(Dataset rows about figures)
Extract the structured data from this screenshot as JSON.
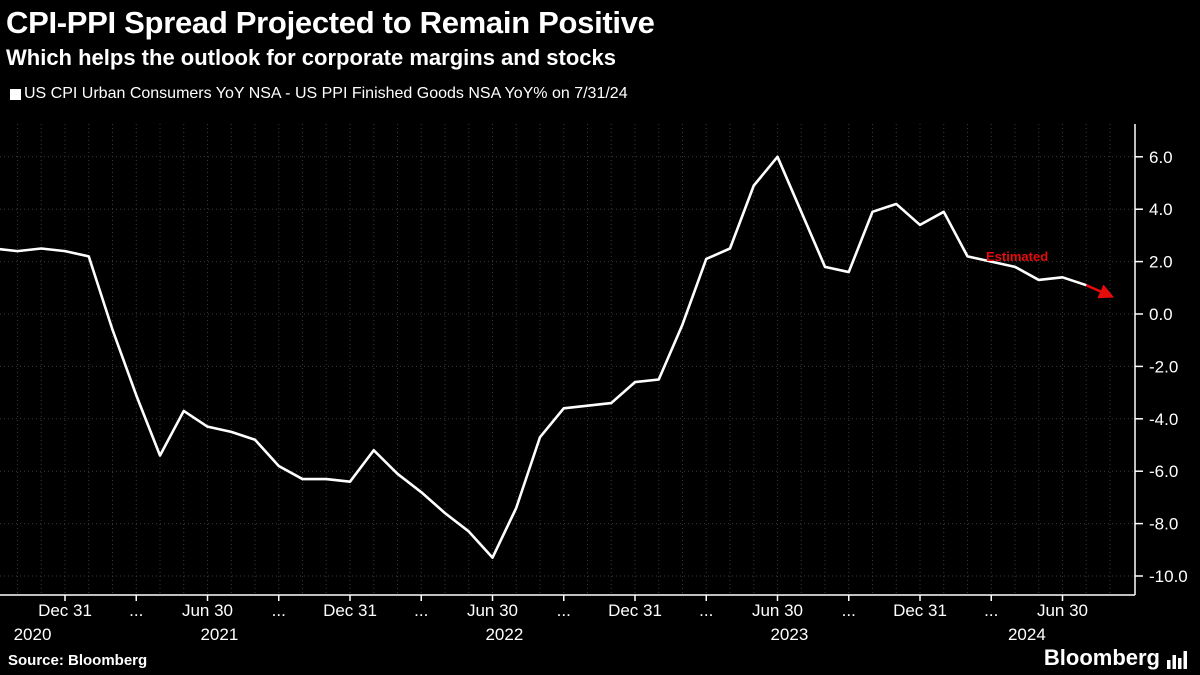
{
  "footer": {
    "source": "Source: Bloomberg",
    "logo": "Bloomberg"
  },
  "colors": {
    "background": "#000000",
    "line": "#ffffff",
    "grid": "#3a3a3a",
    "axis": "#ffffff",
    "text": "#ffffff",
    "estimated": "#e60c0c"
  },
  "chart_data": {
    "type": "line",
    "title": "CPI-PPI Spread Projected to Remain Positive",
    "subtitle": "Which helps the outlook for corporate margins and stocks",
    "xlabel": "",
    "ylabel": "",
    "legend_position": "top-left",
    "y_axis_side": "right",
    "grid": "dotted",
    "ylim": [
      -10,
      6
    ],
    "ytick_interval": 2,
    "yticks": [
      "6.0",
      "4.0",
      "2.0",
      "0.0",
      "-2.0",
      "-4.0",
      "-6.0",
      "-8.0",
      "-10.0"
    ],
    "x": [
      "2020-09",
      "2020-10",
      "2020-11",
      "2020-12",
      "2021-01",
      "2021-02",
      "2021-03",
      "2021-04",
      "2021-05",
      "2021-06",
      "2021-07",
      "2021-08",
      "2021-09",
      "2021-10",
      "2021-11",
      "2021-12",
      "2022-01",
      "2022-02",
      "2022-03",
      "2022-04",
      "2022-05",
      "2022-06",
      "2022-07",
      "2022-08",
      "2022-09",
      "2022-10",
      "2022-11",
      "2022-12",
      "2023-01",
      "2023-02",
      "2023-03",
      "2023-04",
      "2023-05",
      "2023-06",
      "2023-07",
      "2023-08",
      "2023-09",
      "2023-10",
      "2023-11",
      "2023-12",
      "2024-01",
      "2024-02",
      "2024-03",
      "2024-04",
      "2024-05",
      "2024-06",
      "2024-07"
    ],
    "series": [
      {
        "name": "US CPI Urban Consumers YoY NSA - US PPI Finished Goods NSA YoY% on 7/31/24",
        "values": [
          2.5,
          2.4,
          2.5,
          2.4,
          2.2,
          -0.6,
          -3.1,
          -5.4,
          -3.7,
          -4.3,
          -4.5,
          -4.8,
          -5.8,
          -6.3,
          -6.3,
          -6.4,
          -5.2,
          -6.1,
          -6.8,
          -7.6,
          -8.3,
          -9.3,
          -7.4,
          -4.7,
          -3.6,
          -3.5,
          -3.4,
          -2.6,
          -2.5,
          -0.4,
          2.1,
          2.5,
          4.9,
          6.0,
          3.9,
          1.8,
          1.6,
          3.9,
          4.2,
          3.4,
          3.9,
          2.2,
          2.0,
          1.8,
          1.3,
          1.4,
          1.1
        ]
      }
    ],
    "estimated_point": {
      "x": "2024-08",
      "value": 0.7
    },
    "estimated_label": "Estimated",
    "xticks": [
      {
        "x": "2020-12",
        "label": "Dec 31"
      },
      {
        "x": "2021-03",
        "label": "..."
      },
      {
        "x": "2021-06",
        "label": "Jun 30"
      },
      {
        "x": "2021-09",
        "label": "..."
      },
      {
        "x": "2021-12",
        "label": "Dec 31"
      },
      {
        "x": "2022-03",
        "label": "..."
      },
      {
        "x": "2022-06",
        "label": "Jun 30"
      },
      {
        "x": "2022-09",
        "label": "..."
      },
      {
        "x": "2022-12",
        "label": "Dec 31"
      },
      {
        "x": "2023-03",
        "label": "..."
      },
      {
        "x": "2023-06",
        "label": "Jun 30"
      },
      {
        "x": "2023-09",
        "label": "..."
      },
      {
        "x": "2023-12",
        "label": "Dec 31"
      },
      {
        "x": "2024-03",
        "label": "..."
      },
      {
        "x": "2024-06",
        "label": "Jun 30"
      }
    ],
    "year_labels": [
      "2020",
      "2021",
      "2022",
      "2023",
      "2024"
    ]
  }
}
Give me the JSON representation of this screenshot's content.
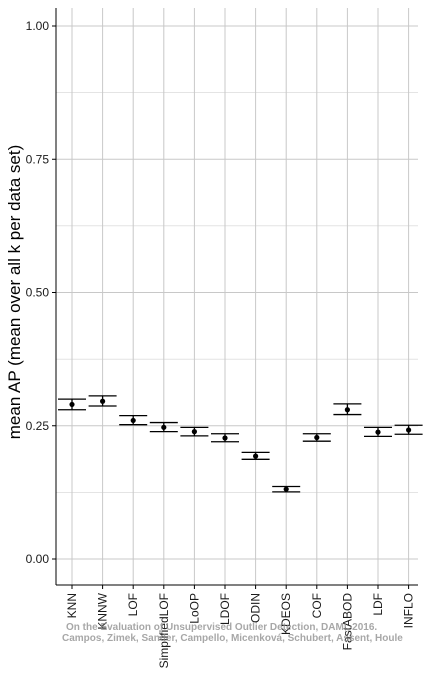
{
  "chart_data": {
    "type": "scatter",
    "subtype": "mean-with-error-bars",
    "title": "",
    "xlabel": "",
    "ylabel": "mean AP (mean over all k per data set)",
    "ylim": [
      0,
      1.05
    ],
    "yticks": [
      "0.00",
      "0.25",
      "0.50",
      "0.75",
      "1.00"
    ],
    "ytick_values": [
      0,
      0.25,
      0.5,
      0.75,
      1.0
    ],
    "grid": true,
    "x_tick_rotation": -90,
    "colors": {
      "grid": "#c8c8c8",
      "axis": "#000000",
      "marks": "#000000"
    },
    "categories": [
      "KNN",
      "KNNW",
      "LOF",
      "SimplifiedLOF",
      "LoOP",
      "LDOF",
      "ODIN",
      "KDEOS",
      "COF",
      "FastABOD",
      "LDF",
      "INFLO"
    ],
    "series": [
      {
        "mean": [
          0.29,
          0.296,
          0.26,
          0.247,
          0.239,
          0.227,
          0.193,
          0.131,
          0.228,
          0.28,
          0.238,
          0.242
        ],
        "lower": [
          0.28,
          0.287,
          0.252,
          0.239,
          0.231,
          0.22,
          0.187,
          0.126,
          0.221,
          0.271,
          0.23,
          0.234
        ],
        "upper": [
          0.3,
          0.306,
          0.269,
          0.256,
          0.247,
          0.235,
          0.2,
          0.136,
          0.235,
          0.291,
          0.247,
          0.251
        ]
      }
    ]
  },
  "watermark": {
    "line1": "On the Evaluation of Unsupervised Outlier Detection, DAMI, 2016.",
    "line2": "Campos, Zimek, Sander, Campello, Micenková, Schubert, Assent, Houle"
  }
}
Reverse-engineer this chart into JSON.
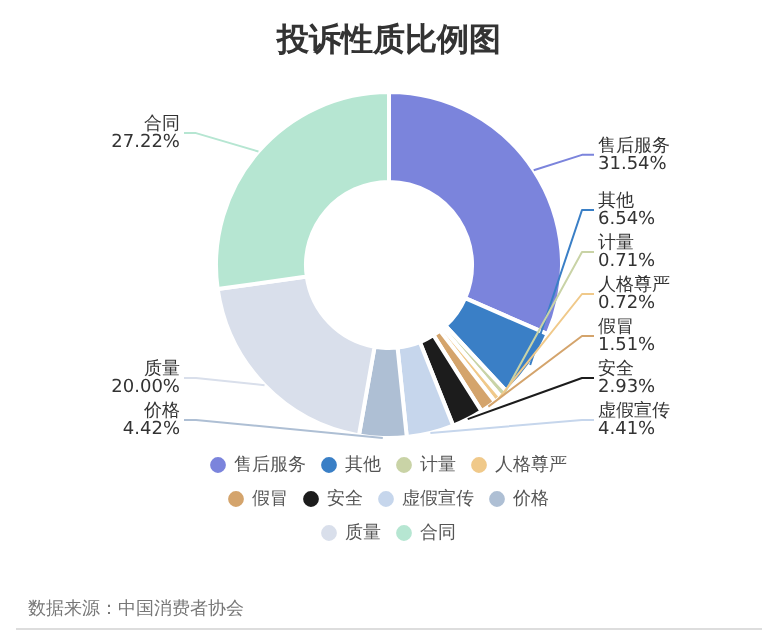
{
  "chart_data": {
    "type": "donut",
    "title": "投诉性质比例图",
    "categories": [
      "售后服务",
      "其他",
      "计量",
      "人格尊严",
      "假冒",
      "安全",
      "虚假宣传",
      "价格",
      "质量",
      "合同"
    ],
    "values": [
      31.54,
      6.54,
      0.71,
      0.72,
      1.51,
      2.93,
      4.41,
      4.42,
      20.0,
      27.22
    ],
    "value_labels": [
      "31.54%",
      "6.54%",
      "0.71%",
      "0.72%",
      "1.51%",
      "2.93%",
      "4.41%",
      "4.42%",
      "20.00%",
      "27.22%"
    ],
    "colors": [
      "#7b84dc",
      "#3a7fc6",
      "#c9d3a6",
      "#f0c98a",
      "#d4a46c",
      "#1c1c1c",
      "#c6d6ec",
      "#aebfd4",
      "#d9dfeb",
      "#b6e6d2"
    ],
    "legend": "bottom",
    "annotations": [
      "数据来源：中国消费者协会"
    ]
  }
}
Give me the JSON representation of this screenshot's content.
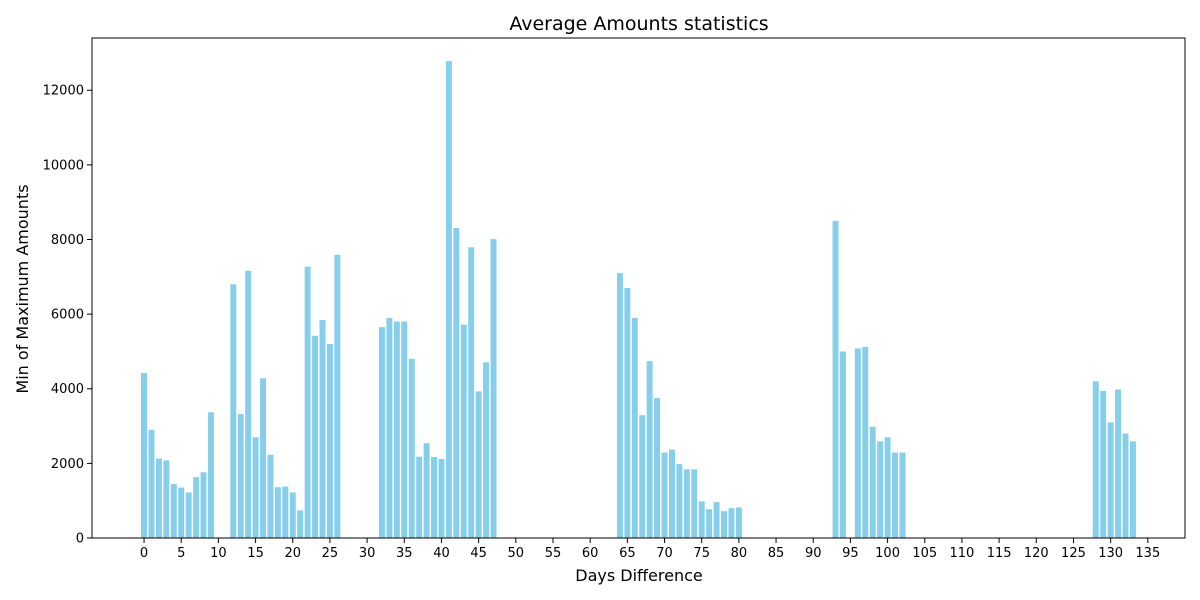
{
  "chart_data": {
    "type": "bar",
    "title": "Average Amounts statistics",
    "xlabel": "Days Difference",
    "ylabel": "Min of Maximum Amounts",
    "xlim": [
      -7,
      140
    ],
    "ylim": [
      0,
      13400
    ],
    "x_ticks": [
      0,
      5,
      10,
      15,
      20,
      25,
      30,
      35,
      40,
      45,
      50,
      55,
      60,
      65,
      70,
      75,
      80,
      85,
      90,
      95,
      100,
      105,
      110,
      115,
      120,
      125,
      130,
      135
    ],
    "y_ticks": [
      0,
      2000,
      4000,
      6000,
      8000,
      10000,
      12000
    ],
    "bar_color": "#87CEEB",
    "grid": false,
    "x": [
      0,
      1,
      2,
      3,
      4,
      5,
      6,
      7,
      8,
      9,
      12,
      13,
      14,
      15,
      16,
      17,
      18,
      19,
      20,
      21,
      22,
      23,
      24,
      25,
      26,
      32,
      33,
      34,
      35,
      36,
      37,
      38,
      39,
      40,
      41,
      42,
      43,
      44,
      45,
      46,
      47,
      64,
      65,
      66,
      67,
      68,
      69,
      70,
      71,
      72,
      73,
      74,
      75,
      76,
      77,
      78,
      79,
      80,
      93,
      94,
      96,
      97,
      98,
      99,
      100,
      101,
      102,
      128,
      129,
      130,
      131,
      132,
      133
    ],
    "values": [
      4420,
      2900,
      2130,
      2080,
      1450,
      1350,
      1220,
      1630,
      1760,
      3370,
      6800,
      3320,
      7160,
      2700,
      4280,
      2230,
      1360,
      1380,
      1220,
      740,
      7270,
      5420,
      5840,
      5200,
      7590,
      5650,
      5900,
      5800,
      5800,
      4800,
      2180,
      2540,
      2170,
      2120,
      12780,
      8310,
      5720,
      7790,
      3930,
      4710,
      8010,
      7100,
      6700,
      5900,
      3290,
      4740,
      3750,
      2290,
      2370,
      1980,
      1840,
      1840,
      980,
      770,
      960,
      720,
      800,
      820,
      8500,
      5000,
      5080,
      5120,
      2980,
      2590,
      2700,
      2290,
      2290,
      4200,
      3940,
      3100,
      3980,
      2800,
      2590
    ]
  }
}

### What is being asked
Tell how many lines in the material contain the word "ylabel". Only the number is wanted.

### Exercise solution
3